#### Dataset records ####
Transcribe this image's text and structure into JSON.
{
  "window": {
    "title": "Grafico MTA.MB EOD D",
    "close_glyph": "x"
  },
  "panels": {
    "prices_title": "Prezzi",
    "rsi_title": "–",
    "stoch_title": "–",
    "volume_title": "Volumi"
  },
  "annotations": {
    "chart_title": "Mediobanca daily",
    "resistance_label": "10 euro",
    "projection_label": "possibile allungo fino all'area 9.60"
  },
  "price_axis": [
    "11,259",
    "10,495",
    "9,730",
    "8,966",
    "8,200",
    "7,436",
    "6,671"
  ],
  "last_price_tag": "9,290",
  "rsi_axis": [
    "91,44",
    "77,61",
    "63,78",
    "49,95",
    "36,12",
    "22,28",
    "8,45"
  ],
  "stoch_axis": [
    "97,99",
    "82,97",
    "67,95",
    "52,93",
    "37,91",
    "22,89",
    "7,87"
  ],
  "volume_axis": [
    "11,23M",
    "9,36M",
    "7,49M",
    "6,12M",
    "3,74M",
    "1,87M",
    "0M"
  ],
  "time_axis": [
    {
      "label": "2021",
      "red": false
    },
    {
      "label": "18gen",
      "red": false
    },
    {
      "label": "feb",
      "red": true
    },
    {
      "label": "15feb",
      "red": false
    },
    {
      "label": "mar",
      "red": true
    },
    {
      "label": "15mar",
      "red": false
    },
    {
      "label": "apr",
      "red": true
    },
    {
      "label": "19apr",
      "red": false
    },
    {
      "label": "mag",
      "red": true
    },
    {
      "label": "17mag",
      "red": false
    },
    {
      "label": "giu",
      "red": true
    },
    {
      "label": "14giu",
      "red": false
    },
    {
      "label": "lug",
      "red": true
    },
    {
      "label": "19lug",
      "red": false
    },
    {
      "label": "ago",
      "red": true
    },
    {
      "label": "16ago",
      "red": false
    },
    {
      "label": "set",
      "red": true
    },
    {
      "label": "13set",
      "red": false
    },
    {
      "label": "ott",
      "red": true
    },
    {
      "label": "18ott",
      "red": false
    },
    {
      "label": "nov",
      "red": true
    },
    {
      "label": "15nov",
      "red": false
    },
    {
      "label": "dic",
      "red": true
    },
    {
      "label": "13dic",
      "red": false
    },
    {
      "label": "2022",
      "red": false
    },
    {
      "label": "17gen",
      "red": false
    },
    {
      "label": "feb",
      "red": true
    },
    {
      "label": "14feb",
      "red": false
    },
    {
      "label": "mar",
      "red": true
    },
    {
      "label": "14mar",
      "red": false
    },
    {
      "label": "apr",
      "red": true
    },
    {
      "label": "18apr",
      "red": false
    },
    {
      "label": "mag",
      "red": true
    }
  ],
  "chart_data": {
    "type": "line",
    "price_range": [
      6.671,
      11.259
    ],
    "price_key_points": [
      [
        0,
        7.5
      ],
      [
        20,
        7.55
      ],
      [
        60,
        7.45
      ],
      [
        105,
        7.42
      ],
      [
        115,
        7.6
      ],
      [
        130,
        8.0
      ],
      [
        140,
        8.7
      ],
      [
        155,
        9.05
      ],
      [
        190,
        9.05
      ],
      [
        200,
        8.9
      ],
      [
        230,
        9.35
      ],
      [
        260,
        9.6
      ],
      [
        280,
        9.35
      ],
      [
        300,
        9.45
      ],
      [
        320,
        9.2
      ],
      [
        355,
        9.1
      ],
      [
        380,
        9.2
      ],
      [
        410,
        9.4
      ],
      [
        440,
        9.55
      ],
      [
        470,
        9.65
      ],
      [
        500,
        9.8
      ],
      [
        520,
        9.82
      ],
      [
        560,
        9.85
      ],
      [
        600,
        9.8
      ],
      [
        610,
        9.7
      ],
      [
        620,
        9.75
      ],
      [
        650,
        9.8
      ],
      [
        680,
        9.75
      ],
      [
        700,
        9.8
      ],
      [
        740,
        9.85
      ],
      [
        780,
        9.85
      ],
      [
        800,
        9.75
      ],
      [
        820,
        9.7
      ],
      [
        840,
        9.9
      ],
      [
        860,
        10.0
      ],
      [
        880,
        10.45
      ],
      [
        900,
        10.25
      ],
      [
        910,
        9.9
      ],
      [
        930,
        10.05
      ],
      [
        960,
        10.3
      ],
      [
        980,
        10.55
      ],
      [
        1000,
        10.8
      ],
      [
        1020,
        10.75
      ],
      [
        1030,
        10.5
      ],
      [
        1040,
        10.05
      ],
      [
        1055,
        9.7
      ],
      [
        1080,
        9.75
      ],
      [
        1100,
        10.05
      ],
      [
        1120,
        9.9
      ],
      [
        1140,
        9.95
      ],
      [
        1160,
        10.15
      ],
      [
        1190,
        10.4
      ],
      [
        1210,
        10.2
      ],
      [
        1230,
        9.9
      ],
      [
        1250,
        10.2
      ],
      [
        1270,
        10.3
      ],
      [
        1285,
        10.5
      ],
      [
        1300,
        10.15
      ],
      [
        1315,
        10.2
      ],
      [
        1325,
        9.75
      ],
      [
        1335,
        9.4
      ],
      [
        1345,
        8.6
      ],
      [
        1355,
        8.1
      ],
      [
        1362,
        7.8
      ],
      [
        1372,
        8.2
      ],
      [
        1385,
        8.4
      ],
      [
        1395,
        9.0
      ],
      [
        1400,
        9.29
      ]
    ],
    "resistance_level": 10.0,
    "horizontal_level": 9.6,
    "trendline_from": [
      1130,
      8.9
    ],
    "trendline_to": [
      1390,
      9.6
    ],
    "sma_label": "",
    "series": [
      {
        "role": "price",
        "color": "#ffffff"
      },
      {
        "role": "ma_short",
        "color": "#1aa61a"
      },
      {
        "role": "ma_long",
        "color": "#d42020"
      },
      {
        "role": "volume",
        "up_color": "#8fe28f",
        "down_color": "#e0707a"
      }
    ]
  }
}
####
• **Work to do**: Track down the lines that include the word "role" and copy them.

• **Task result**:
        "role": "price",
        "role": "ma_short",
        "role": "ma_long",
        "role": "volume",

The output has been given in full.